WHAT IS EXPECTED
Return the line containing "Read this page and output its text content." and all lines after it exactly; stop at the end of the material.
[BEGIN]
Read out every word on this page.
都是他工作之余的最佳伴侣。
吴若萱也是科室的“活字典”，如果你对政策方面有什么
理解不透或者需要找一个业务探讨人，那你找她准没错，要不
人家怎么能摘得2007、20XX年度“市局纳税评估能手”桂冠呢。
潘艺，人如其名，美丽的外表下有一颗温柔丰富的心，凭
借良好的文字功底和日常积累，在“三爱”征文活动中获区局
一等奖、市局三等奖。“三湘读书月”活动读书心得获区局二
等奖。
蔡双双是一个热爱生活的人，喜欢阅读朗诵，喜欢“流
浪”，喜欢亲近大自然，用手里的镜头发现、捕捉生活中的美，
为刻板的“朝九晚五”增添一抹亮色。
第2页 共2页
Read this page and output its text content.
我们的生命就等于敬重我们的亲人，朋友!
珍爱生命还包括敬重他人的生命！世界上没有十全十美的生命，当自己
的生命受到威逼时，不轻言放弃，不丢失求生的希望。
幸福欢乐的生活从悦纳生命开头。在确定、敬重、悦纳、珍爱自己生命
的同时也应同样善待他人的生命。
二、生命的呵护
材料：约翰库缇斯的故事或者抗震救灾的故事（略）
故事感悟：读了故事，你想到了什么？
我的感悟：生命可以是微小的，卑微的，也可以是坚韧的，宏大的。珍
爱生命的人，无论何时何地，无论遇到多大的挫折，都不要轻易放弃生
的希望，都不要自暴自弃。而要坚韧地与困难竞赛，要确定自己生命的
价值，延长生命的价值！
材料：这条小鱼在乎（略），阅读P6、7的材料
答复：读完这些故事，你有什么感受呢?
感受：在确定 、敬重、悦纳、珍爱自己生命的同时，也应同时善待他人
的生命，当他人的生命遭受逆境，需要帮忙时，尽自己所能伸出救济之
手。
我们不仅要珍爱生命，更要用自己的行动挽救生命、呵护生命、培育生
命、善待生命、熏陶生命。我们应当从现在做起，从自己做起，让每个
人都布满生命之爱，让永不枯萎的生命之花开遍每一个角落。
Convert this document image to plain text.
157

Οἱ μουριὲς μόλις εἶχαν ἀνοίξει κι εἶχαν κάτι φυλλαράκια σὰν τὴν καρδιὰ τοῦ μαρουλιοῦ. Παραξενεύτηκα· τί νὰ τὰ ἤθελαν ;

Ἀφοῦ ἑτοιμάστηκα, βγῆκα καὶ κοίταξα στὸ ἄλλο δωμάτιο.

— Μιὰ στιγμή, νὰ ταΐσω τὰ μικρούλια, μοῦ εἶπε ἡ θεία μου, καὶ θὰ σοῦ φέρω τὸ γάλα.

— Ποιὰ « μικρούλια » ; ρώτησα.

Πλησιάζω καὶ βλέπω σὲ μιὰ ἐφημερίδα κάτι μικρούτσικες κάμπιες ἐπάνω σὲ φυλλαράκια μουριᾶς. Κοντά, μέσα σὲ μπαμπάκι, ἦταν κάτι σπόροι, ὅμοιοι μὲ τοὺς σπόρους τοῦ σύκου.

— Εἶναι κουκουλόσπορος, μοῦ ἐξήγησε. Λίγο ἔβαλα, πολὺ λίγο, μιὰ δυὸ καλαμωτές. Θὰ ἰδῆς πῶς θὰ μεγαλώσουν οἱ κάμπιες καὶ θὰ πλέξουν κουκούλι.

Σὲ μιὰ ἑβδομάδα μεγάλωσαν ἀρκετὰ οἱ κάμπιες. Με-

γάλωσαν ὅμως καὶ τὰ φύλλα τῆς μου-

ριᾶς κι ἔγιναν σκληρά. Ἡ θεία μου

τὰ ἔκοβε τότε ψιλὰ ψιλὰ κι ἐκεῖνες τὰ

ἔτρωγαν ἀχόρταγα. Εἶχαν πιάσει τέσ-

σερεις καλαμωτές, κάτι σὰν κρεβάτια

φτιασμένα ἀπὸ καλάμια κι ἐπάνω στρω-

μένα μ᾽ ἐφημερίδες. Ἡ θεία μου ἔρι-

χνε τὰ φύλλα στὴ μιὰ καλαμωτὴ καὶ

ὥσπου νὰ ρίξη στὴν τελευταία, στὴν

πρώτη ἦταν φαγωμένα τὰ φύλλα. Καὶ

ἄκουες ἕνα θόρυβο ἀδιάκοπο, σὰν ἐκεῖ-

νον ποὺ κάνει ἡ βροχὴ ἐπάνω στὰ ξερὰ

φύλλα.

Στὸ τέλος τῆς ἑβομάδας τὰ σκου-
[END]
RESPONSE FOR THIS EXERCISE
Read this page and output its text content.
我们的生命就等于敬重我们的亲人，朋友!
珍爱生命还包括敬重他人的生命！世界上没有十全十美的生命，当自己
的生命受到威逼时，不轻言放弃，不丢失求生的希望。
幸福欢乐的生活从悦纳生命开头。在确定、敬重、悦纳、珍爱自己生命
的同时也应同样善待他人的生命。
二、生命的呵护
材料：约翰库缇斯的故事或者抗震救灾的故事（略）
故事感悟：读了故事，你想到了什么？
我的感悟：生命可以是微小的，卑微的，也可以是坚韧的，宏大的。珍
爱生命的人，无论何时何地，无论遇到多大的挫折，都不要轻易放弃生
的希望，都不要自暴自弃。而要坚韧地与困难竞赛，要确定自己生命的
价值，延长生命的价值！
材料：这条小鱼在乎（略），阅读P6、7的材料
答复：读完这些故事，你有什么感受呢?
感受：在确定 、敬重、悦纳、珍爱自己生命的同时，也应同时善待他人
的生命，当他人的生命遭受逆境，需要帮忙时，尽自己所能伸出救济之
手。
我们不仅要珍爱生命，更要用自己的行动挽救生命、呵护生命、培育生
命、善待生命、熏陶生命。我们应当从现在做起，从自己做起，让每个
人都布满生命之爱，让永不枯萎的生命之花开遍每一个角落。
Convert this document image to plain text.
157

Οἱ μουριὲς μόλις εἶχαν ἀνοίξει κι εἶχαν κάτι φυλλαράκια σὰν τὴν καρδιὰ τοῦ μαρουλιοῦ. Παραξενεύτηκα· τί νὰ τὰ ἤθελαν ;

Ἀφοῦ ἑτοιμάστηκα, βγῆκα καὶ κοίταξα στὸ ἄλλο δωμάτιο.

— Μιὰ στιγμή, νὰ ταΐσω τὰ μικρούλια, μοῦ εἶπε ἡ θεία μου, καὶ θὰ σοῦ φέρω τὸ γάλα.

— Ποιὰ « μικρούλια » ; ρώτησα.

Πλησιάζω καὶ βλέπω σὲ μιὰ ἐφημερίδα κάτι μικρούτσικες κάμπιες ἐπάνω σὲ φυλλαράκια μουριᾶς. Κοντά, μέσα σὲ μπαμπάκι, ἦταν κάτι σπόροι, ὅμοιοι μὲ τοὺς σπόρους τοῦ σύκου.

— Εἶναι κουκουλόσπορος, μοῦ ἐξήγησε. Λίγο ἔβαλα, πολὺ λίγο, μιὰ δυὸ καλαμωτές. Θὰ ἰδῆς πῶς θὰ μεγαλώσουν οἱ κάμπιες καὶ θὰ πλέξουν κουκούλι.

Σὲ μιὰ ἑβδομάδα μεγάλωσαν ἀρκετὰ οἱ κάμπιες. Με-

γάλωσαν ὅμως καὶ τὰ φύλλα τῆς μου-

ριᾶς κι ἔγιναν σκληρά. Ἡ θεία μου

τὰ ἔκοβε τότε ψιλὰ ψιλὰ κι ἐκεῖνες τὰ

ἔτρωγαν ἀχόρταγα. Εἶχαν πιάσει τέσ-

σερεις καλαμωτές, κάτι σὰν κρεβάτια

φτιασμένα ἀπὸ καλάμια κι ἐπάνω στρω-

μένα μ᾽ ἐφημερίδες. Ἡ θεία μου ἔρι-

χνε τὰ φύλλα στὴ μιὰ καλαμωτὴ καὶ

ὥσπου νὰ ρίξη στὴν τελευταία, στὴν

πρώτη ἦταν φαγωμένα τὰ φύλλα. Καὶ

ἄκουες ἕνα θόρυβο ἀδιάκοπο, σὰν ἐκεῖ-

νον ποὺ κάνει ἡ βροχὴ ἐπάνω στὰ ξερὰ

φύλλα.

Στὸ τέλος τῆς ἑβομάδας τὰ σκου-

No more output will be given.